:: Task to complete ::
Select the lines of the records containing the word "nyregistrerade" and list them.
# START OF Dataset content
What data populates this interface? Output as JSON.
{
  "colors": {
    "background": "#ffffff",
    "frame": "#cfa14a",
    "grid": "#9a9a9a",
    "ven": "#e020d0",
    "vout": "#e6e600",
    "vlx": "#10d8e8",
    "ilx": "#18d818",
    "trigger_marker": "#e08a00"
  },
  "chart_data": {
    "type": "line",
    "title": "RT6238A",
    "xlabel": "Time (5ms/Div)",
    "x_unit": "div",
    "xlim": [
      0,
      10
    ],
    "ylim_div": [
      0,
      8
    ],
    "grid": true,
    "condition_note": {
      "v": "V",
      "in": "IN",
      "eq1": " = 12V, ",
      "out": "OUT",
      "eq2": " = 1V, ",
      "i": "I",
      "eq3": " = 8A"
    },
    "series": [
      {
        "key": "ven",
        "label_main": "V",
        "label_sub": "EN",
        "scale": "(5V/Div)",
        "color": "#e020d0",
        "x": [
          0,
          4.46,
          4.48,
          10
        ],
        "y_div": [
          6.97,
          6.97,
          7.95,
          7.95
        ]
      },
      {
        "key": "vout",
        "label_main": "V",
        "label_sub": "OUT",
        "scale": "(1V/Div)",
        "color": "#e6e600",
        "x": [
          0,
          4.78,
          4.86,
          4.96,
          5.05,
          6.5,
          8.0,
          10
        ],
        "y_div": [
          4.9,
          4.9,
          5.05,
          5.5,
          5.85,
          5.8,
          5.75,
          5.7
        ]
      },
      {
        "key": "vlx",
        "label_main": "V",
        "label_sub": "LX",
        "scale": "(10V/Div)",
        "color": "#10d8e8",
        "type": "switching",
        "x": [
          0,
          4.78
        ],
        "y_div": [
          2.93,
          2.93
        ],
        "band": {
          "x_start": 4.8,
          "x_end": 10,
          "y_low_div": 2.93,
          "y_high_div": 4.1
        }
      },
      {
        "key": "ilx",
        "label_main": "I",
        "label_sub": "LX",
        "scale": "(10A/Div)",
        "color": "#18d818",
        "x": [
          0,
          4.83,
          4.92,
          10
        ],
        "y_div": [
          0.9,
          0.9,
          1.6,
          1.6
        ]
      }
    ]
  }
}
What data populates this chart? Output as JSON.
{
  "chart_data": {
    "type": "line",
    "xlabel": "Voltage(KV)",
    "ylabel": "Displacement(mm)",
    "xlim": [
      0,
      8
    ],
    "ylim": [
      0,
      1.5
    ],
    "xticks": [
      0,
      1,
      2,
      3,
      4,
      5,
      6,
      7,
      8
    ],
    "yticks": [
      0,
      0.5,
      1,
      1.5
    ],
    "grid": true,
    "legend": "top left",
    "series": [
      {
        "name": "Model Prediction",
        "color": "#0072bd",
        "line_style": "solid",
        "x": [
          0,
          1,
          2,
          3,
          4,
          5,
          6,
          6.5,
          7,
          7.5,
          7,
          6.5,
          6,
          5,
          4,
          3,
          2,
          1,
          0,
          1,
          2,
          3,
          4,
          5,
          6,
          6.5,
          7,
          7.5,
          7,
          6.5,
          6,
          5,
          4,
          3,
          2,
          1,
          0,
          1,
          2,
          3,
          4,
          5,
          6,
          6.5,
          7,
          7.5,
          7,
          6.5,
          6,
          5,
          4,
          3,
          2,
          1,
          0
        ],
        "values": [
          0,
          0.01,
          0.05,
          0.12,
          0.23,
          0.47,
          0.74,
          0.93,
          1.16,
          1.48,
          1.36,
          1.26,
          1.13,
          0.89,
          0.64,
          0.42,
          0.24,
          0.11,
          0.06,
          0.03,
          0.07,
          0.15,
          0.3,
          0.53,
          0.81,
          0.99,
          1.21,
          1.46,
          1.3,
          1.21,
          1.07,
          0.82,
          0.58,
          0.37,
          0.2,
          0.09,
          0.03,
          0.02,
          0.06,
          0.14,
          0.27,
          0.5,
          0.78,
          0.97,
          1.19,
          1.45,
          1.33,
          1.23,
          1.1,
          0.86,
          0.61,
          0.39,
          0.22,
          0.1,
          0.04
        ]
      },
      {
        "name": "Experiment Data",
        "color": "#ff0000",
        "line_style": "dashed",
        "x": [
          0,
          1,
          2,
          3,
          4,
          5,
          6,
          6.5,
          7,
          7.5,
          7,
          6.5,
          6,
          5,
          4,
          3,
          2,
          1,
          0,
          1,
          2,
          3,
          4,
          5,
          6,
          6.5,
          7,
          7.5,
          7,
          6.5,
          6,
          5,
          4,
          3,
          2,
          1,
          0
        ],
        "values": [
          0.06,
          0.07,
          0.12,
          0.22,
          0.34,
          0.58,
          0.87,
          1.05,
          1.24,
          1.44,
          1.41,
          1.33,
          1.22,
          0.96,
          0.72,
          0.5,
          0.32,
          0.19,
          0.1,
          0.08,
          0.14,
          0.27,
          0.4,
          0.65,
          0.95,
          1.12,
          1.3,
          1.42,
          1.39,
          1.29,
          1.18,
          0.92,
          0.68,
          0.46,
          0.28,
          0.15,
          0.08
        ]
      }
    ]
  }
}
# END OF Dataset content
# START OF Dataset content
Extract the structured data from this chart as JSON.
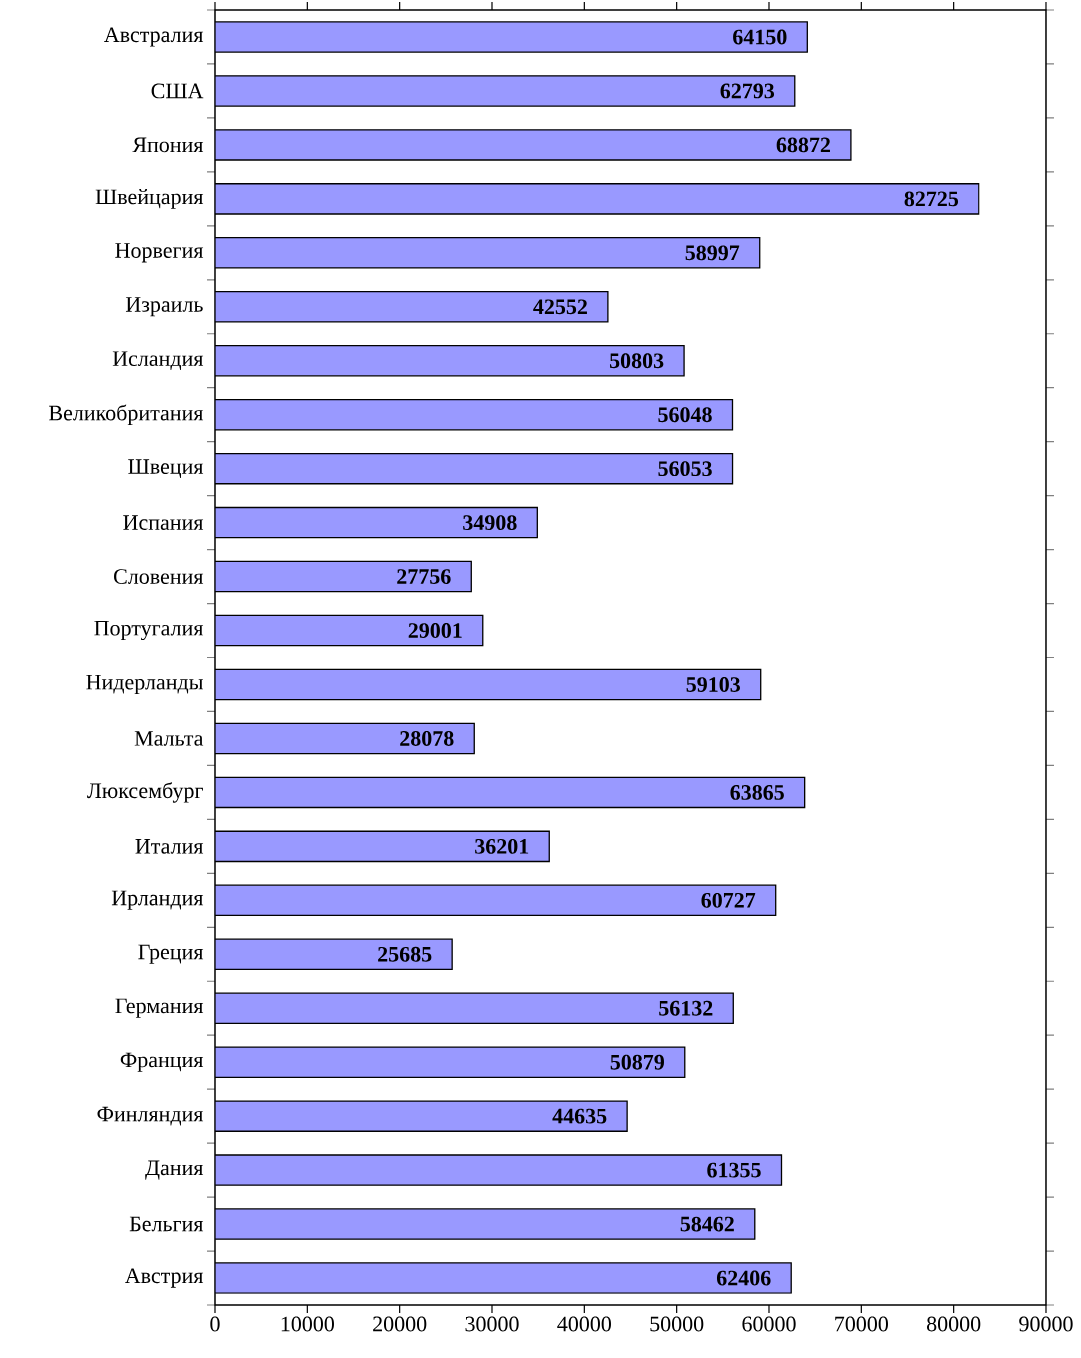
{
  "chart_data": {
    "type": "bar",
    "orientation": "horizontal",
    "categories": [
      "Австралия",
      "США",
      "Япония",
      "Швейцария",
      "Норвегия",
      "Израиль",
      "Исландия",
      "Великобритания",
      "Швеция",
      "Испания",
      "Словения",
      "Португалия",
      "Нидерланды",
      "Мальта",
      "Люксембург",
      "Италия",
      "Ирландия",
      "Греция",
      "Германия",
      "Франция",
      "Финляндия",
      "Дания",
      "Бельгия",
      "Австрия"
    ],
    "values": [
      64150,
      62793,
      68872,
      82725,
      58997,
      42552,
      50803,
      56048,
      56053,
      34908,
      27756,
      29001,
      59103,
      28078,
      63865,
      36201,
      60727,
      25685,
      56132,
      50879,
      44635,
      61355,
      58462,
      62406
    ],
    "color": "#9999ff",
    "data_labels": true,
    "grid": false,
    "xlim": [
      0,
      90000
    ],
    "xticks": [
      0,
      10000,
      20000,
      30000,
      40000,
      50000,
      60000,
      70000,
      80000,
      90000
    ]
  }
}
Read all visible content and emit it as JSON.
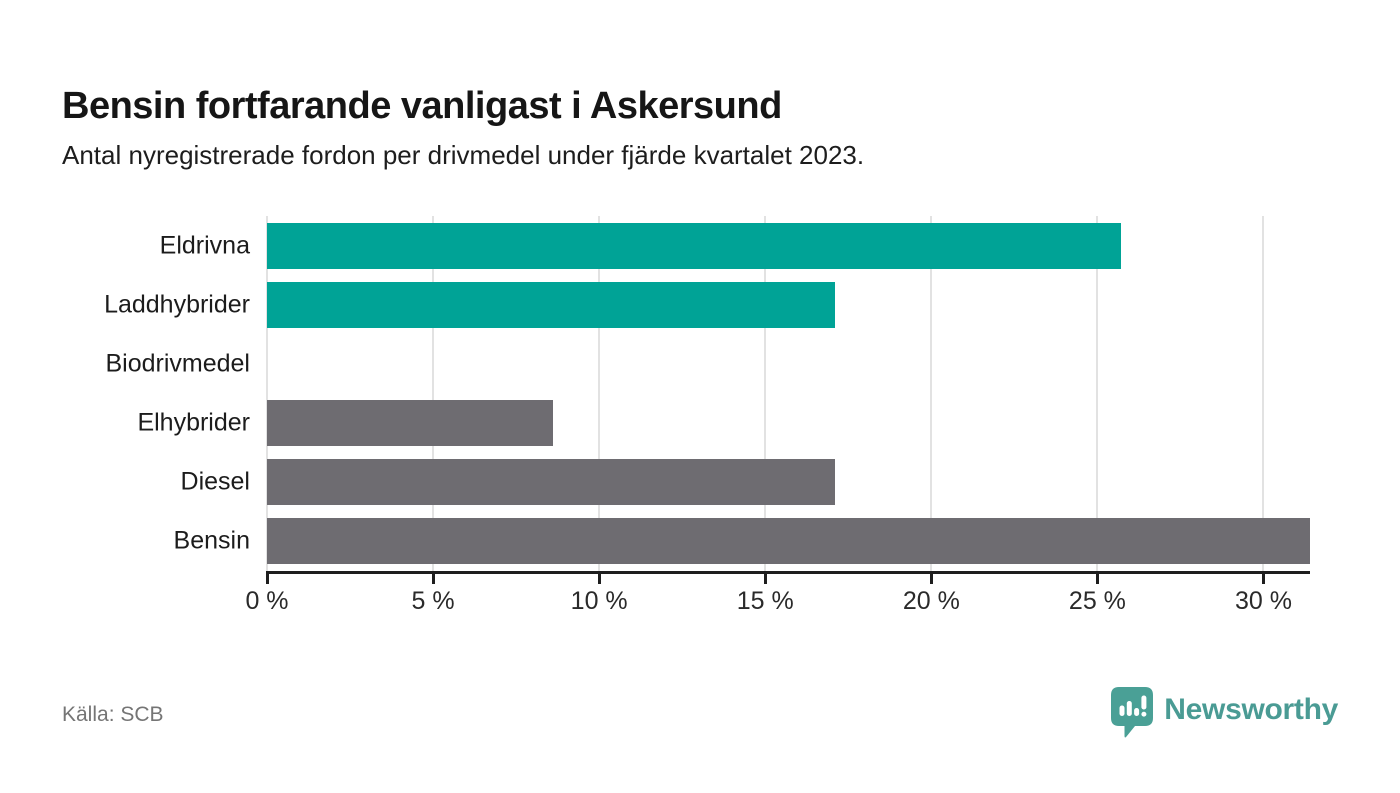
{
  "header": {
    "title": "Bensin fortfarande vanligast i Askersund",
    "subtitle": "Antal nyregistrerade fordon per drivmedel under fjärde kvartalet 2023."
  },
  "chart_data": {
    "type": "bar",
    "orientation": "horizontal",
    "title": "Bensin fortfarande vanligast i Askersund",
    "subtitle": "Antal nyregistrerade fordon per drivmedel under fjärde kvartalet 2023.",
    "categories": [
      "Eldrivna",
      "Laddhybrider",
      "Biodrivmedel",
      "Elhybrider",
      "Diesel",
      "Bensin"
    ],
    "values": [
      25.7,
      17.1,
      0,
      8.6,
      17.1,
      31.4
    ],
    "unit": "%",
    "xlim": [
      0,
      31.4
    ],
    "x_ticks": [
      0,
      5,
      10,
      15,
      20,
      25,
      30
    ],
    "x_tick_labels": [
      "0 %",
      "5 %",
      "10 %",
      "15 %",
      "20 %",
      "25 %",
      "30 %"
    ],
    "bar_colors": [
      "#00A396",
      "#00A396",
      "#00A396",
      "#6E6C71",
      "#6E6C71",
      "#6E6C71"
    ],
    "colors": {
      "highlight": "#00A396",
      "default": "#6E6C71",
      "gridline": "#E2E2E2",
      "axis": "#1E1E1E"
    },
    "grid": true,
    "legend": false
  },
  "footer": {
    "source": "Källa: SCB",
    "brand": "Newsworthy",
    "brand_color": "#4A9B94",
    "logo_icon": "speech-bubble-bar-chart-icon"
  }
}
# END OF Dataset content
:: Solution ::
    "subtitle": "Antal nyregistrerade fordon per drivmedel under fjärde kvartalet 2023."
    "subtitle": "Antal nyregistrerade fordon per drivmedel under fjärde kvartalet 2023.",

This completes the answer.